# WHAT THE EXERCISE ASKS
Check each line of the entries below for the string "annually"; copy every line where it appears.

Records about charts and figures
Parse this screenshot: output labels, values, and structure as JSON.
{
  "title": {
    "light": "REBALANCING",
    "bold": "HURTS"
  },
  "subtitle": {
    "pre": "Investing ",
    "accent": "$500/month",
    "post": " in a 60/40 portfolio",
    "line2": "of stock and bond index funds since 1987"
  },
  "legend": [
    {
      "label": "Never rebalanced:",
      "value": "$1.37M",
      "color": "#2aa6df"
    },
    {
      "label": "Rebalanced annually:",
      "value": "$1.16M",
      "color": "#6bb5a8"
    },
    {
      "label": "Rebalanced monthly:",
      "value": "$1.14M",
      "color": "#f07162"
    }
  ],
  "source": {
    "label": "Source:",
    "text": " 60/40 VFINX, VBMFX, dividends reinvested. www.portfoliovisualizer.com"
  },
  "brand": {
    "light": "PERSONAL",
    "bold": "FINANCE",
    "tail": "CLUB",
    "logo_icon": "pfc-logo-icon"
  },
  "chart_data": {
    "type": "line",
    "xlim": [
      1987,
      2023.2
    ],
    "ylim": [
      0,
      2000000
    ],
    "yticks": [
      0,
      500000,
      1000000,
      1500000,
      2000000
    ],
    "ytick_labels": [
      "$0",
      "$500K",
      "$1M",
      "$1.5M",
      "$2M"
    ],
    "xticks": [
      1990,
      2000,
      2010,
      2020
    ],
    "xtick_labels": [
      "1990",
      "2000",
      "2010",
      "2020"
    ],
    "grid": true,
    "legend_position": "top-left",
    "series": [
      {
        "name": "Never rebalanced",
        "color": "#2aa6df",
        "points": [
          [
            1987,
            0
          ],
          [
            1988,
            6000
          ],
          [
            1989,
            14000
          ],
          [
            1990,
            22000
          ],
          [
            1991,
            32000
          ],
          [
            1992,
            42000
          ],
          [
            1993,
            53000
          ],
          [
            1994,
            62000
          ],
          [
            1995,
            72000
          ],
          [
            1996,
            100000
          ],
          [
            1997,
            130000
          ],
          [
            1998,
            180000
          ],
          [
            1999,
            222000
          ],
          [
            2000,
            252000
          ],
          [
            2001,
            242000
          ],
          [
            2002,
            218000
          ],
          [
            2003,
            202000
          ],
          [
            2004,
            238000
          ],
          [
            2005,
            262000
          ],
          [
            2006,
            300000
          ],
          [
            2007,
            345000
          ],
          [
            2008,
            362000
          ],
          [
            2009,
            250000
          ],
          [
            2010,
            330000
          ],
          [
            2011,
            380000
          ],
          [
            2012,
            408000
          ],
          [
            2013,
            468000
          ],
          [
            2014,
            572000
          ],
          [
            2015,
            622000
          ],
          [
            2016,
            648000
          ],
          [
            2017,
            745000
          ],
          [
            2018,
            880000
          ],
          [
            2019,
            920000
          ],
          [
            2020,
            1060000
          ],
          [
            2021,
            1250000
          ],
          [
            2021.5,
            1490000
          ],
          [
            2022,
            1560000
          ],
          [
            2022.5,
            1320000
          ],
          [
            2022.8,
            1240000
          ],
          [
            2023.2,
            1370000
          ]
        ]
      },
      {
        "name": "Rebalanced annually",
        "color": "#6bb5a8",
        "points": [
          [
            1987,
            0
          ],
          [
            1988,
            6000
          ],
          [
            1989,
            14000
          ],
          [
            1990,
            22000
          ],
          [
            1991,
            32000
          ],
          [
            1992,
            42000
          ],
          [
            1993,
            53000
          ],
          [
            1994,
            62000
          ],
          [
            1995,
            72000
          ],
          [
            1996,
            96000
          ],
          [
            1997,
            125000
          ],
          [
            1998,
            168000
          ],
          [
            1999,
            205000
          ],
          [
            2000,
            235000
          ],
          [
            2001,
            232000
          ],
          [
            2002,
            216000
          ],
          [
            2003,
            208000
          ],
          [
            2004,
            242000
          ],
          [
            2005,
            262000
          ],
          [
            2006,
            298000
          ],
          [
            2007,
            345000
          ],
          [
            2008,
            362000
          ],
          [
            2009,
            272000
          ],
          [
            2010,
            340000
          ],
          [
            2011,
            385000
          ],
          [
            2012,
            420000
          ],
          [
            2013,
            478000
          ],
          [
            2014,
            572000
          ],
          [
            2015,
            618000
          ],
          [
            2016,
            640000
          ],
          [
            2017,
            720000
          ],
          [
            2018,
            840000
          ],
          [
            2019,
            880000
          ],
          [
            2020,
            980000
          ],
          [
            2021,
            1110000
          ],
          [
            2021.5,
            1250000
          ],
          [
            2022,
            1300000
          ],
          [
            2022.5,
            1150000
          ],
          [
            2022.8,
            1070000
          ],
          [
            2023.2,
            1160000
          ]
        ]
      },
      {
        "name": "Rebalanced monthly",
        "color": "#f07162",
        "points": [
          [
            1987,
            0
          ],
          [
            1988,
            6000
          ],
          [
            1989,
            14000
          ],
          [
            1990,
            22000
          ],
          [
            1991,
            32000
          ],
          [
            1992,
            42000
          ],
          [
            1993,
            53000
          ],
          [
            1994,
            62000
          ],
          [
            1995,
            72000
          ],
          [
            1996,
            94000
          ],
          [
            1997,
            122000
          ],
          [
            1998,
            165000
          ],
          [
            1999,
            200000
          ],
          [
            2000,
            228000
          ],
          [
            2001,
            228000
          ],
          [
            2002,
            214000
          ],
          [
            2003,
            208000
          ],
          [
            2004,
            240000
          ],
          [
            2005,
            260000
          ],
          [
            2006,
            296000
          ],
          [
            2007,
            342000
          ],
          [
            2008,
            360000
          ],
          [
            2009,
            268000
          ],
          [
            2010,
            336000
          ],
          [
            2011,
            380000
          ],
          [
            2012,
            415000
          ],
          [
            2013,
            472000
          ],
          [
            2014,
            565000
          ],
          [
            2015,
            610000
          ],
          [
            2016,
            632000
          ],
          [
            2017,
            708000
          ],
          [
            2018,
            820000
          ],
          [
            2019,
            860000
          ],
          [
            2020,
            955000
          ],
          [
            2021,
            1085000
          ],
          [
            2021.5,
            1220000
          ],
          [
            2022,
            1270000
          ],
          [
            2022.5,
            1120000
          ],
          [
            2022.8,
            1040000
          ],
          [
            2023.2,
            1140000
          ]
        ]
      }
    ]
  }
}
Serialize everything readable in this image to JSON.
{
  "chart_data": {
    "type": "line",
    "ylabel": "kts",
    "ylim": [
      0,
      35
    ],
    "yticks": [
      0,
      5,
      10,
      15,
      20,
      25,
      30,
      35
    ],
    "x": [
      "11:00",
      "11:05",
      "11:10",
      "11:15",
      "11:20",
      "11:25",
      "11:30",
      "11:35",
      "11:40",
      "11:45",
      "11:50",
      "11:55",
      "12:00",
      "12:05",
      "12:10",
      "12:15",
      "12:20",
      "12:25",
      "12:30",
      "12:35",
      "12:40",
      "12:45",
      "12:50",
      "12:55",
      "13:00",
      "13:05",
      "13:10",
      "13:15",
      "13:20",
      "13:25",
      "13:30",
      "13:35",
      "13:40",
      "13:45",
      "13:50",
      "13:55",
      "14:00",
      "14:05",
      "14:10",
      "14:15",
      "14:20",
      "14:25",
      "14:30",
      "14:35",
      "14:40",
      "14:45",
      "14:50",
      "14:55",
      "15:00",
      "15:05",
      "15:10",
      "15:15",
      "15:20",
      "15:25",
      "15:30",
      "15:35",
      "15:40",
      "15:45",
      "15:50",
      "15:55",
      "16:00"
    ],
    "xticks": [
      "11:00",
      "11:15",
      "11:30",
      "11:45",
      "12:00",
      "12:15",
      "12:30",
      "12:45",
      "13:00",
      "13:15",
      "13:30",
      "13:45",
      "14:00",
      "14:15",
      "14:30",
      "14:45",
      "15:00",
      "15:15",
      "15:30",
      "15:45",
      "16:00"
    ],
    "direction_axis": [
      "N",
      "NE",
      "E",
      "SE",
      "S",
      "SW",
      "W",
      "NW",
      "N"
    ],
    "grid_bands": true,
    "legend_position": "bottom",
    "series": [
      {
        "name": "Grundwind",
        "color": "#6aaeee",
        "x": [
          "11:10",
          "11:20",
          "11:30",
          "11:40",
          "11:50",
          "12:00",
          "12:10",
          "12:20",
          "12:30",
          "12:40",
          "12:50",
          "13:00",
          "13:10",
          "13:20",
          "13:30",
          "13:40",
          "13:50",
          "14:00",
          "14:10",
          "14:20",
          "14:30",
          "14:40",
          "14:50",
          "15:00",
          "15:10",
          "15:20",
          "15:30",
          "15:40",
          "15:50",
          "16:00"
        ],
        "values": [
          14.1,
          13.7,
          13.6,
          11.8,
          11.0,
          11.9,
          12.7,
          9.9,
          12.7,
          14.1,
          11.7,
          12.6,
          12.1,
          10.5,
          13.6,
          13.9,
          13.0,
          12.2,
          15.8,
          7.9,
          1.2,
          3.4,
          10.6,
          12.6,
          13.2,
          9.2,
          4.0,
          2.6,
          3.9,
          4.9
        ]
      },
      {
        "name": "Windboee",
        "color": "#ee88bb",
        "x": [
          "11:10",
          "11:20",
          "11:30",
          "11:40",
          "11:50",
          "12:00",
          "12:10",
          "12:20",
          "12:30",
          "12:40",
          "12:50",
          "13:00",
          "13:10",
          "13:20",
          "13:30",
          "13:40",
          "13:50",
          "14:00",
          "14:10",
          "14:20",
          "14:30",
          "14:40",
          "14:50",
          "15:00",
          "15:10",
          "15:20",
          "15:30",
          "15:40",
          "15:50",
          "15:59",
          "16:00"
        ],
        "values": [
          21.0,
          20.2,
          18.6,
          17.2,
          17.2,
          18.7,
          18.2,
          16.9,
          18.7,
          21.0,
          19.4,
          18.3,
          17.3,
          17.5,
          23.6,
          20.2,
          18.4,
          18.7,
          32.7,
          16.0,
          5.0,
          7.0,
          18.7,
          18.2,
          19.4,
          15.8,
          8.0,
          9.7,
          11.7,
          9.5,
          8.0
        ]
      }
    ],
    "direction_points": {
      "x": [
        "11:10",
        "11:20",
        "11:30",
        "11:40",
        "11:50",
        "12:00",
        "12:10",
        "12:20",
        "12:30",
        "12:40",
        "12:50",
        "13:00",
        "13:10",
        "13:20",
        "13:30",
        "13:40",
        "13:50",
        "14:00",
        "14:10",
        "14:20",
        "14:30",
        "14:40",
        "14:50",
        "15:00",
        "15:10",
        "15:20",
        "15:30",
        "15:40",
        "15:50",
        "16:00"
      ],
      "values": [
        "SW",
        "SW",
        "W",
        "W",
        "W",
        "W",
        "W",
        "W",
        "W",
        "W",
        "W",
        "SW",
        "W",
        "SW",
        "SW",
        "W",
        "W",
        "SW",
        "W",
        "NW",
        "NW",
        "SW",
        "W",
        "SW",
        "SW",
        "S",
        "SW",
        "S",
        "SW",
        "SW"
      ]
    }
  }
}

# WRITTEN SOLUTION
      "label": "Rebalanced annually:",
        "name": "Rebalanced annually",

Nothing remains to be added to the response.